→ Aim of the task
Work out how many lines in the listing below include the word "content"; answer with the number alone.

→ Rows
◇ ◇ ◇ ◇
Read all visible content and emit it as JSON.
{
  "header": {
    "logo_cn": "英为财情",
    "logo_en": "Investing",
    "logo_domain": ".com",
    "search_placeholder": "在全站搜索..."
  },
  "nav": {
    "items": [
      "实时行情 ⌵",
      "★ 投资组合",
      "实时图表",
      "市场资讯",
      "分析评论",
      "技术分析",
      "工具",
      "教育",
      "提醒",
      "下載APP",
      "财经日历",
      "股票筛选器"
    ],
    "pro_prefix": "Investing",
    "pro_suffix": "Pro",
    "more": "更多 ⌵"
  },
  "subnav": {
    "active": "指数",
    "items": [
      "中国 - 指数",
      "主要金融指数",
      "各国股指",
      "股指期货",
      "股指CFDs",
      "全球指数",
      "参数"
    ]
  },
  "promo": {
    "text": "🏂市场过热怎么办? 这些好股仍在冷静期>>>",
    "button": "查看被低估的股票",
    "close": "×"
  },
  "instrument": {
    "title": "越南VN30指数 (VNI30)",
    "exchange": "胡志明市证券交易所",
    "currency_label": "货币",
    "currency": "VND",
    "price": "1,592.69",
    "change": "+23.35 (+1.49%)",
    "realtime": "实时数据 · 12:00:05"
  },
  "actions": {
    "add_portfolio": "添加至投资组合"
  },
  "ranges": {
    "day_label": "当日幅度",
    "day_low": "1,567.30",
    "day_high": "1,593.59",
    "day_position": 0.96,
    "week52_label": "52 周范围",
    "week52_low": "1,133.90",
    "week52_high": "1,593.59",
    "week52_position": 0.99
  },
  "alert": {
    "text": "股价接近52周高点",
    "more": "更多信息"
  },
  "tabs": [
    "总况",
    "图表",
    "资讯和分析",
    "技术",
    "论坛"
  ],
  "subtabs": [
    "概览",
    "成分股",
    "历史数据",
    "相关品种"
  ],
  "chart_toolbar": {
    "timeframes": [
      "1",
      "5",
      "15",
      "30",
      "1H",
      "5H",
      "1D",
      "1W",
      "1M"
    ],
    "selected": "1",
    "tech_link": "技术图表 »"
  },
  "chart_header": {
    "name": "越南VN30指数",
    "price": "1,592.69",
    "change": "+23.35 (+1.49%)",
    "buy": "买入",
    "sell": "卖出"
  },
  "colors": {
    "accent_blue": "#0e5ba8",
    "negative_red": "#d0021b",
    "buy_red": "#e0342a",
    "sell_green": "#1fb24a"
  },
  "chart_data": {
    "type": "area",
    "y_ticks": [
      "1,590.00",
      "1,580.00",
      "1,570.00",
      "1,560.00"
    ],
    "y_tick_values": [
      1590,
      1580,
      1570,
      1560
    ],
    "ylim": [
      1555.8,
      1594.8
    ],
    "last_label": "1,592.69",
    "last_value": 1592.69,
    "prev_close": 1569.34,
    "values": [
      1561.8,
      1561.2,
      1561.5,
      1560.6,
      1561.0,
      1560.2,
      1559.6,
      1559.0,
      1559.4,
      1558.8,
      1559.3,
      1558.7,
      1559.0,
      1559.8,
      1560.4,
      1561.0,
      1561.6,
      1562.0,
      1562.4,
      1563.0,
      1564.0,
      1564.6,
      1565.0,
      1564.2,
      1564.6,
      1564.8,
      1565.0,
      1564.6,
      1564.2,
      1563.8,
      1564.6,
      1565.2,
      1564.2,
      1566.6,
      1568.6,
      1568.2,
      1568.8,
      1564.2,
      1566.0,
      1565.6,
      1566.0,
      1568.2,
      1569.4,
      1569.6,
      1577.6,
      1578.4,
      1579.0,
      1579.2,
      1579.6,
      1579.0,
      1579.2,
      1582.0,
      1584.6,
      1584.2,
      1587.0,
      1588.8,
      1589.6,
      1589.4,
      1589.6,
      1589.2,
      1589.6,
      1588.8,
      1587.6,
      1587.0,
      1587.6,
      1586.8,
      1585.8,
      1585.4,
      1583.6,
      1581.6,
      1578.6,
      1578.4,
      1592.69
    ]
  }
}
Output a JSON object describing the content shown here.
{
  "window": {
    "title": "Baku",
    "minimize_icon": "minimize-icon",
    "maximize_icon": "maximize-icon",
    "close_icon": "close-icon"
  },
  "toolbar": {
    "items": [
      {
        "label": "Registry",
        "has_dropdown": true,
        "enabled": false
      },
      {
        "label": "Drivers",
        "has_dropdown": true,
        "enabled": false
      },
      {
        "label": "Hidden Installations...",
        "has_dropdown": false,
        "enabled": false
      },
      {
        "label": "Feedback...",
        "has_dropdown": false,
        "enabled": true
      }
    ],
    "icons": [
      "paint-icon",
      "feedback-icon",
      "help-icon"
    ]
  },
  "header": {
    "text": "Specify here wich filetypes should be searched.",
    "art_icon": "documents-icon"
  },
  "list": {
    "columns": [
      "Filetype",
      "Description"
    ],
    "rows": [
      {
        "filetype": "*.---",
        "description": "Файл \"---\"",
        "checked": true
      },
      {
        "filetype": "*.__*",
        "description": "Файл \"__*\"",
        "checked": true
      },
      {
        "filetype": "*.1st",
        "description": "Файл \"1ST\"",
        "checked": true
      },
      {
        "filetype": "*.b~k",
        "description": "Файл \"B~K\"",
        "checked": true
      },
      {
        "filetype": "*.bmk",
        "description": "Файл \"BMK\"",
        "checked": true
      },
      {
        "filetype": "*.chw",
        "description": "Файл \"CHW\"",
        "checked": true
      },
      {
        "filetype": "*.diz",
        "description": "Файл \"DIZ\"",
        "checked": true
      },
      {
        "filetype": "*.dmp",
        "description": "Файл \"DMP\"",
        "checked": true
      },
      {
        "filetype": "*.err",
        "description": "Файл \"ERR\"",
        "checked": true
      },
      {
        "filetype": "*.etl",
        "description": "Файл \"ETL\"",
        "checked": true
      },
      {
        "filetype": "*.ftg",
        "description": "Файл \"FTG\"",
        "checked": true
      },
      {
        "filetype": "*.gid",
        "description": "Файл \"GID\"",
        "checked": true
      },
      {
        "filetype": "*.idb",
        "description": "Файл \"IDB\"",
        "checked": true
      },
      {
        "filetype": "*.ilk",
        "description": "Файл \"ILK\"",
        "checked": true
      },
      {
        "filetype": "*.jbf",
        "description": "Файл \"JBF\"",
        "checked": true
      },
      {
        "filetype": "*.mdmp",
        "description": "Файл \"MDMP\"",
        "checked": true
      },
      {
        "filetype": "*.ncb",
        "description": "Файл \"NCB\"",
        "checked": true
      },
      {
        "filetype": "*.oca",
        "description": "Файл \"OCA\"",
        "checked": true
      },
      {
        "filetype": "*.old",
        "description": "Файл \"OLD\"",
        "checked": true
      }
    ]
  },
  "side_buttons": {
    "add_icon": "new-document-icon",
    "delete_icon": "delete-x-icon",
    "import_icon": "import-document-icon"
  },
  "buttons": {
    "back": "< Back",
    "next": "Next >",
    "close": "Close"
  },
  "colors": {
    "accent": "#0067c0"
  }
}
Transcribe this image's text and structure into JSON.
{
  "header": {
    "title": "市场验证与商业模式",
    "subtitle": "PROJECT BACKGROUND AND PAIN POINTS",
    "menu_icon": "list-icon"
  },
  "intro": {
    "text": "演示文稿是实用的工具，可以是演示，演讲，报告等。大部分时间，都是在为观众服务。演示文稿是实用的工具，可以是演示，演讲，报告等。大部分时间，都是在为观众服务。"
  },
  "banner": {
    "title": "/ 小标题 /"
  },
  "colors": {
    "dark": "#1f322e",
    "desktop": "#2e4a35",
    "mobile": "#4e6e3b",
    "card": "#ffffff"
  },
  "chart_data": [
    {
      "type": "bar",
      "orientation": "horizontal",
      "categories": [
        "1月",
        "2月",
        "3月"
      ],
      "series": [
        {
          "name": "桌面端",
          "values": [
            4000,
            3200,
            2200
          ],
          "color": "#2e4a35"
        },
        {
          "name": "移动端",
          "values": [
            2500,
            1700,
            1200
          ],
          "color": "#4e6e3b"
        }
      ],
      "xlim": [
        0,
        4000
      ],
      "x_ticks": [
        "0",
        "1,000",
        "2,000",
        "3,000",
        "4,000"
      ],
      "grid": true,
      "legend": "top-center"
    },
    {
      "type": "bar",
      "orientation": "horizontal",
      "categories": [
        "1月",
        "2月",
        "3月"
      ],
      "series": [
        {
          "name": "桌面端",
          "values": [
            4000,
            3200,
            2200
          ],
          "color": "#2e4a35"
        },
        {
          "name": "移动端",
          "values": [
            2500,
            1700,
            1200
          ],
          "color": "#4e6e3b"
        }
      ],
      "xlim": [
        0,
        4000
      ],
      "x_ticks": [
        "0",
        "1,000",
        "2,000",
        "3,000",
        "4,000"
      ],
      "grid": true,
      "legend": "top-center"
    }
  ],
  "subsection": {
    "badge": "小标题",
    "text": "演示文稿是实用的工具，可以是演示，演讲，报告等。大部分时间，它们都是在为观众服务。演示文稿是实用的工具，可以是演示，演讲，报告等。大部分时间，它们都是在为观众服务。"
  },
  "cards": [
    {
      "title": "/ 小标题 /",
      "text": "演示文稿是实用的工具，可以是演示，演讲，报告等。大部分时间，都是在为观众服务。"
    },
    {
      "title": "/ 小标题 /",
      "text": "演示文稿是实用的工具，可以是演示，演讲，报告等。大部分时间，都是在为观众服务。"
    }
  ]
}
◇ ◇ ◇ ◇
→ Problem solution
2